Given exercise — Of all the lines in this data, how many include "указанных"? Respond with the number only.

*** Entries supplied ***

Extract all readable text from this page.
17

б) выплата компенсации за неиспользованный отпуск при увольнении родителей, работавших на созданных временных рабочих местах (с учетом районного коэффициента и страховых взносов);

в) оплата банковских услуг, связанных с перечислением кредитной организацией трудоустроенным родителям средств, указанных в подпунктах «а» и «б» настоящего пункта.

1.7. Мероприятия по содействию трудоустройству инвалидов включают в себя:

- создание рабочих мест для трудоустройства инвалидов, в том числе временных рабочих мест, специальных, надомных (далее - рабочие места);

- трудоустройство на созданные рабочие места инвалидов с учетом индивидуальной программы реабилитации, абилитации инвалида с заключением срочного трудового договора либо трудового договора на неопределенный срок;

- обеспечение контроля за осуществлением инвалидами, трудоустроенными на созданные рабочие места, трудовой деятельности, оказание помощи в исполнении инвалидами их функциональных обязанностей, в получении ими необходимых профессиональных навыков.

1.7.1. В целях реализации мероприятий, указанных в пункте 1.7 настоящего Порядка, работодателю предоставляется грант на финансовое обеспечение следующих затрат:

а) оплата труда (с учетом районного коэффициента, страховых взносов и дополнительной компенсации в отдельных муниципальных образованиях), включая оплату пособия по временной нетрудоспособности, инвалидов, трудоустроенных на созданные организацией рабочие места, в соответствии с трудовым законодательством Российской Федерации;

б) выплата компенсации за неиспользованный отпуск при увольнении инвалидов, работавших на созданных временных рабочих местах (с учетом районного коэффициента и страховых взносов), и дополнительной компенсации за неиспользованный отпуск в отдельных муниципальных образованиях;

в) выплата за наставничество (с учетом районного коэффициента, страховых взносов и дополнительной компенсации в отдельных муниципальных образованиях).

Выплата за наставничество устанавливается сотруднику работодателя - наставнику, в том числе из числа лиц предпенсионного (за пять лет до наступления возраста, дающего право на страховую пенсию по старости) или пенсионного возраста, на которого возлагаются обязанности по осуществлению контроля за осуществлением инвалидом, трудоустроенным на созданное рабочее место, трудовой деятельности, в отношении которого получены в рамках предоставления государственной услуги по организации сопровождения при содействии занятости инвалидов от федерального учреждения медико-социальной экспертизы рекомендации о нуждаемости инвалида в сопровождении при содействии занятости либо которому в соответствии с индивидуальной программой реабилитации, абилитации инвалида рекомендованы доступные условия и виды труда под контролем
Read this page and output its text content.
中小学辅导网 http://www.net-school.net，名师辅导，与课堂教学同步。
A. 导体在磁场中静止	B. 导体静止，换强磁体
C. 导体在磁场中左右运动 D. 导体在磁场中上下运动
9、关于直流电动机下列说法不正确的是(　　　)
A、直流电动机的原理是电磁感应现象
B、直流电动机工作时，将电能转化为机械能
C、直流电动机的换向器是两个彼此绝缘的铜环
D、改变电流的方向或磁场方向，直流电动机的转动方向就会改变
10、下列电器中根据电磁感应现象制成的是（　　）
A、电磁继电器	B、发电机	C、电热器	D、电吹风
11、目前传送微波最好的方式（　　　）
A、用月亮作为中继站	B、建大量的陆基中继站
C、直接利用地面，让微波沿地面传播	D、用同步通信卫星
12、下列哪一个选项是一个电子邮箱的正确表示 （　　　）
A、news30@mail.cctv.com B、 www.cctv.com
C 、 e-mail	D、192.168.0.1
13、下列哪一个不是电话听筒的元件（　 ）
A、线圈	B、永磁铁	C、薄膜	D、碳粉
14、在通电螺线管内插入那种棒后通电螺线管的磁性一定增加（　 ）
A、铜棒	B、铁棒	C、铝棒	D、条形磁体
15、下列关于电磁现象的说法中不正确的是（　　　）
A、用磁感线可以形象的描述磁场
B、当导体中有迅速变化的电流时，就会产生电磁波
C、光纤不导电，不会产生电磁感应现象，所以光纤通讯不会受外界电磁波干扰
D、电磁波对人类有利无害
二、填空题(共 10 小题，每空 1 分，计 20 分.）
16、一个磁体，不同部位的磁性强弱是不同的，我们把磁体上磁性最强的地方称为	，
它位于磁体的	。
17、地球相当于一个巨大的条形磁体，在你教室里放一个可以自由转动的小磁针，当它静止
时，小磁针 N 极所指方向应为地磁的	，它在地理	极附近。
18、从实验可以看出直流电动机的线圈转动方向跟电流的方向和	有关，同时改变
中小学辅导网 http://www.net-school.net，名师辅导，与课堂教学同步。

***

Response to this exercise — 2